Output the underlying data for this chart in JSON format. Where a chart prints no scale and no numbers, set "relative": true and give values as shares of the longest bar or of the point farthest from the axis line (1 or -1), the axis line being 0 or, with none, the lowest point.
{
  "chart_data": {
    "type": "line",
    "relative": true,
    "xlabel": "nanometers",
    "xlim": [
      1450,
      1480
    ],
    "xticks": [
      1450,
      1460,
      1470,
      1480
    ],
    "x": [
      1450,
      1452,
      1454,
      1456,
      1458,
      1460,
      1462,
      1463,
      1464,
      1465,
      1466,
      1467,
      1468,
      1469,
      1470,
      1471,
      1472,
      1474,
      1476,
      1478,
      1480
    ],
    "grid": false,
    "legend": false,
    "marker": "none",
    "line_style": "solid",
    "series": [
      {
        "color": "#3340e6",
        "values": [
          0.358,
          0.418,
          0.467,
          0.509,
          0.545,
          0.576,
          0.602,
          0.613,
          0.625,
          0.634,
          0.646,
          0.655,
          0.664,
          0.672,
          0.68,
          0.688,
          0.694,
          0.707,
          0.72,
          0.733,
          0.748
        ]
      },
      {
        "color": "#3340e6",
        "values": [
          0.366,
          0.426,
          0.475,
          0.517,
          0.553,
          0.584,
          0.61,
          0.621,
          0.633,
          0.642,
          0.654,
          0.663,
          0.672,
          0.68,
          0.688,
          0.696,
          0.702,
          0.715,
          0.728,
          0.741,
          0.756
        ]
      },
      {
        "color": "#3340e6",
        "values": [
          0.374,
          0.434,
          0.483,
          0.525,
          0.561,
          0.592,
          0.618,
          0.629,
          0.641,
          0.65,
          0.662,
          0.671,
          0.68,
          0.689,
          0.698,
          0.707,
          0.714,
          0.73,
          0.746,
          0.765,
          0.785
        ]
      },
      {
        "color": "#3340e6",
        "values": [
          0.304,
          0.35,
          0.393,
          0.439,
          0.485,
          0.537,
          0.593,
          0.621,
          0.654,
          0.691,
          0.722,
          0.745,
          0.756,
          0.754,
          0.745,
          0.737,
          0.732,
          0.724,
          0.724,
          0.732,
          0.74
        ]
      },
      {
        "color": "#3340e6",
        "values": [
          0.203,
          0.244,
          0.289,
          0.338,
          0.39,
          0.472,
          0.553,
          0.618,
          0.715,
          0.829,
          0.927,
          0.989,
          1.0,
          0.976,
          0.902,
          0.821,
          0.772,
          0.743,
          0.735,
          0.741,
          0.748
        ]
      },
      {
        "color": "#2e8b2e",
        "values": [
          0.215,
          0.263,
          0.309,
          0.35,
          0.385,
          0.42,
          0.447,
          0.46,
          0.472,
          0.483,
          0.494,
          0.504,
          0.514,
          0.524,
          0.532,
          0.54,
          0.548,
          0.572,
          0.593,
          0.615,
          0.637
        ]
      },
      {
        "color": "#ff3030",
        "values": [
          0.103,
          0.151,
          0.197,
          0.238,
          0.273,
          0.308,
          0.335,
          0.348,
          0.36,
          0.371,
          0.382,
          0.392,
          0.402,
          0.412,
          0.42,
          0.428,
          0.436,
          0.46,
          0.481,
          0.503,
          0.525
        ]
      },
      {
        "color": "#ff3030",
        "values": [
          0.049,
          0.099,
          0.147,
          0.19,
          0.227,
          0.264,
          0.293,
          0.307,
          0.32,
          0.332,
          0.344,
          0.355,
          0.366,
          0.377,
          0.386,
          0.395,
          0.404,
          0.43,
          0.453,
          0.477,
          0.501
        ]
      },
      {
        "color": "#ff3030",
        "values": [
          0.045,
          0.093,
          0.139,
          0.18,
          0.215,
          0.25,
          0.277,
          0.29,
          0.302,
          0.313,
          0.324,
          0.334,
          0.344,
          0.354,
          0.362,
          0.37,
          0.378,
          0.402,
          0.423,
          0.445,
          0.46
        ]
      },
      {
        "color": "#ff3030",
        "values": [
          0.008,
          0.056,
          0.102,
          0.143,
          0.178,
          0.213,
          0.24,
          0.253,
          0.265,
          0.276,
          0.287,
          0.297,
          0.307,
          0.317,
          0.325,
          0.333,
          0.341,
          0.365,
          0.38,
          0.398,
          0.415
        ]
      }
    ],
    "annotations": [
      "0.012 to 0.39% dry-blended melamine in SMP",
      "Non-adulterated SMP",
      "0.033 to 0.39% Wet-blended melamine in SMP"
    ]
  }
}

################

Written instruction
Reproduce the data in full, exactly as presented.

Solution to this exercise
Output the underlying data for this chart in JSON format. Where a chart prints no scale and no numbers, set "relative": true and give values as shares of the longest bar or of the point farthest from the axis line (1 or -1), the axis line being 0 or, with none, the lowest point.
{
  "chart_data": {
    "type": "line",
    "relative": true,
    "xlabel": "nanometers",
    "xlim": [
      1450,
      1480
    ],
    "xticks": [
      1450,
      1460,
      1470,
      1480
    ],
    "x": [
      1450,
      1452,
      1454,
      1456,
      1458,
      1460,
      1462,
      1463,
      1464,
      1465,
      1466,
      1467,
      1468,
      1469,
      1470,
      1471,
      1472,
      1474,
      1476,
      1478,
      1480
    ],
    "grid": false,
    "legend": false,
    "marker": "none",
    "line_style": "solid",
    "series": [
      {
        "color": "#3340e6",
        "values": [
          0.358,
          0.418,
          0.467,
          0.509,
          0.545,
          0.576,
          0.602,
          0.613,
          0.625,
          0.634,
          0.646,
          0.655,
          0.664,
          0.672,
          0.68,
          0.688,
          0.694,
          0.707,
          0.72,
          0.733,
          0.748
        ]
      },
      {
        "color": "#3340e6",
        "values": [
          0.366,
          0.426,
          0.475,
          0.517,
          0.553,
          0.584,
          0.61,
          0.621,
          0.633,
          0.642,
          0.654,
          0.663,
          0.672,
          0.68,
          0.688,
          0.696,
          0.702,
          0.715,
          0.728,
          0.741,
          0.756
        ]
      },
      {
        "color": "#3340e6",
        "values": [
          0.374,
          0.434,
          0.483,
          0.525,
          0.561,
          0.592,
          0.618,
          0.629,
          0.641,
          0.65,
          0.662,
          0.671,
          0.68,
          0.689,
          0.698,
          0.707,
          0.714,
          0.73,
          0.746,
          0.765,
          0.785
        ]
      },
      {
        "color": "#3340e6",
        "values": [
          0.304,
          0.35,
          0.393,
          0.439,
          0.485,
          0.537,
          0.593,
          0.621,
          0.654,
          0.691,
          0.722,
          0.745,
          0.756,
          0.754,
          0.745,
          0.737,
          0.732,
          0.724,
          0.724,
          0.732,
          0.74
        ]
      },
      {
        "color": "#3340e6",
        "values": [
          0.203,
          0.244,
          0.289,
          0.338,
          0.39,
          0.472,
          0.553,
          0.618,
          0.715,
          0.829,
          0.927,
          0.989,
          1.0,
          0.976,
          0.902,
          0.821,
          0.772,
          0.743,
          0.735,
          0.741,
          0.748
        ]
      },
      {
        "color": "#2e8b2e",
        "values": [
          0.215,
          0.263,
          0.309,
          0.35,
          0.385,
          0.42,
          0.447,
          0.46,
          0.472,
          0.483,
          0.494,
          0.504,
          0.514,
          0.524,
          0.532,
          0.54,
          0.548,
          0.572,
          0.593,
          0.615,
          0.637
        ]
      },
      {
        "color": "#ff3030",
        "values": [
          0.103,
          0.151,
          0.197,
          0.238,
          0.273,
          0.308,
          0.335,
          0.348,
          0.36,
          0.371,
          0.382,
          0.392,
          0.402,
          0.412,
          0.42,
          0.428,
          0.436,
          0.46,
          0.481,
          0.503,
          0.525
        ]
      },
      {
        "color": "#ff3030",
        "values": [
          0.049,
          0.099,
          0.147,
          0.19,
          0.227,
          0.264,
          0.293,
          0.307,
          0.32,
          0.332,
          0.344,
          0.355,
          0.366,
          0.377,
          0.386,
          0.395,
          0.404,
          0.43,
          0.453,
          0.477,
          0.501
        ]
      },
      {
        "color": "#ff3030",
        "values": [
          0.045,
          0.093,
          0.139,
          0.18,
          0.215,
          0.25,
          0.277,
          0.29,
          0.302,
          0.313,
          0.324,
          0.334,
          0.344,
          0.354,
          0.362,
          0.37,
          0.378,
          0.402,
          0.423,
          0.445,
          0.46
        ]
      },
      {
        "color": "#ff3030",
        "values": [
          0.008,
          0.056,
          0.102,
          0.143,
          0.178,
          0.213,
          0.24,
          0.253,
          0.265,
          0.276,
          0.287,
          0.297,
          0.307,
          0.317,
          0.325,
          0.333,
          0.341,
          0.365,
          0.38,
          0.398,
          0.415
        ]
      }
    ],
    "annotations": [
      "0.012 to 0.39% dry-blended melamine in SMP",
      "Non-adulterated SMP",
      "0.033 to 0.39% Wet-blended melamine in SMP"
    ]
  }
}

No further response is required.